## AIM
Keep the pictures out of the copy and repeat the records exactly.

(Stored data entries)
START
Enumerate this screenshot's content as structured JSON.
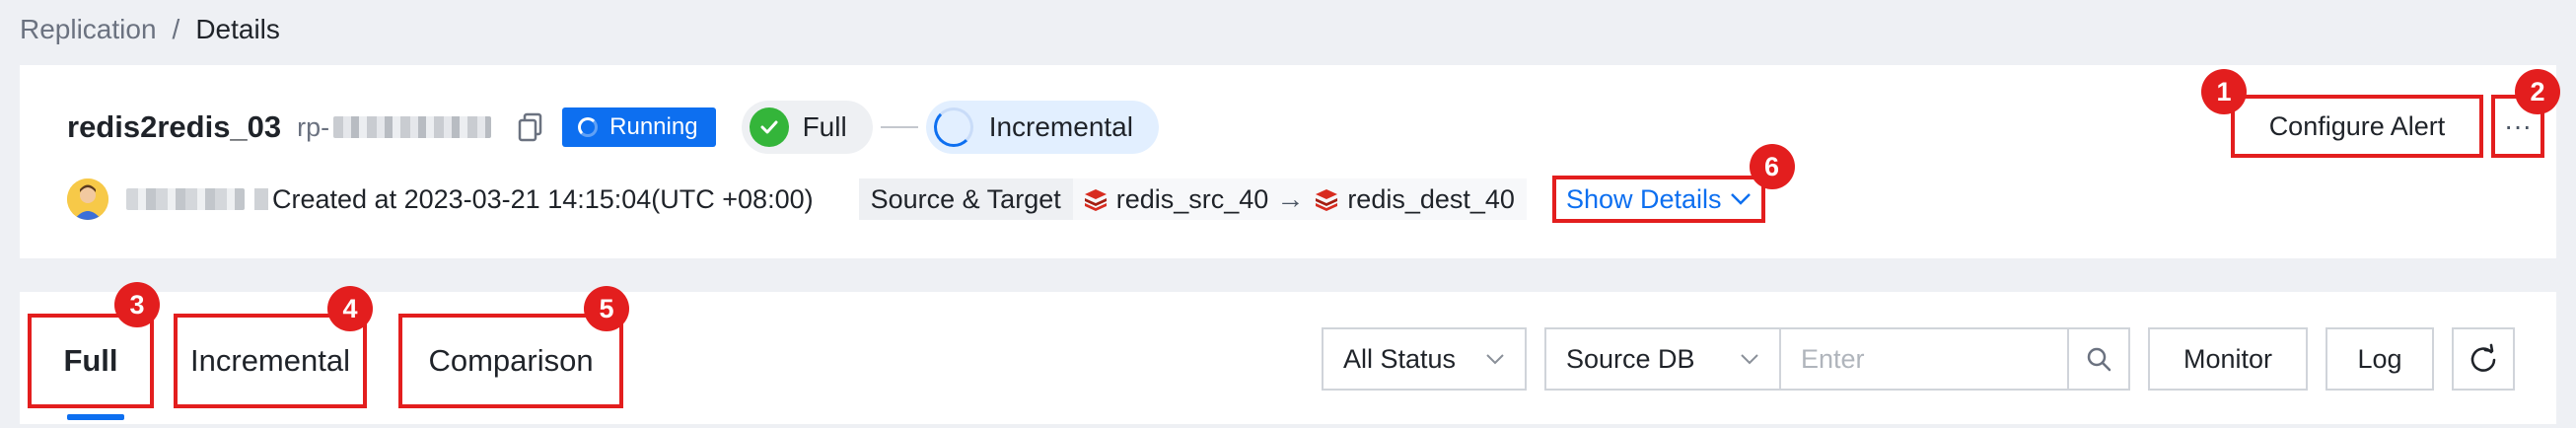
{
  "breadcrumb": {
    "parent": "Replication",
    "separator": "/",
    "current": "Details"
  },
  "task": {
    "name": "redis2redis_03",
    "id_prefix": "rp-",
    "status": "Running",
    "stage_full": "Full",
    "stage_incremental": "Incremental",
    "created_text": "Created at 2023-03-21 14:15:04(UTC +08:00)",
    "source_target_label": "Source & Target",
    "source": "redis_src_40",
    "target": "redis_dest_40",
    "show_details": "Show Details"
  },
  "header_actions": {
    "configure_alert": "Configure Alert",
    "more": "···"
  },
  "annotations": {
    "b1": "1",
    "b2": "2",
    "b3": "3",
    "b4": "4",
    "b5": "5",
    "b6": "6"
  },
  "tabs": {
    "full": "Full",
    "incremental": "Incremental",
    "comparison": "Comparison"
  },
  "toolbar": {
    "status_select": "All Status",
    "db_select": "Source DB",
    "search_placeholder": "Enter",
    "monitor": "Monitor",
    "log": "Log"
  },
  "colors": {
    "accent": "#0d6ff0",
    "annotation": "#e31e1e",
    "success": "#34b53a"
  }
}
END
## WRITTEN RESPONSE
Enumerate this screenshot's content as structured JSON.
{
  "breadcrumb": {
    "parent": "Replication",
    "separator": "/",
    "current": "Details"
  },
  "task": {
    "name": "redis2redis_03",
    "id_prefix": "rp-",
    "status": "Running",
    "stage_full": "Full",
    "stage_incremental": "Incremental",
    "created_text": "Created at 2023-03-21 14:15:04(UTC +08:00)",
    "source_target_label": "Source & Target",
    "source": "redis_src_40",
    "target": "redis_dest_40",
    "show_details": "Show Details"
  },
  "header_actions": {
    "configure_alert": "Configure Alert",
    "more": "···"
  },
  "annotations": {
    "b1": "1",
    "b2": "2",
    "b3": "3",
    "b4": "4",
    "b5": "5",
    "b6": "6"
  },
  "tabs": {
    "full": "Full",
    "incremental": "Incremental",
    "comparison": "Comparison"
  },
  "toolbar": {
    "status_select": "All Status",
    "db_select": "Source DB",
    "search_placeholder": "Enter",
    "monitor": "Monitor",
    "log": "Log"
  },
  "colors": {
    "accent": "#0d6ff0",
    "annotation": "#e31e1e",
    "success": "#34b53a"
  }
}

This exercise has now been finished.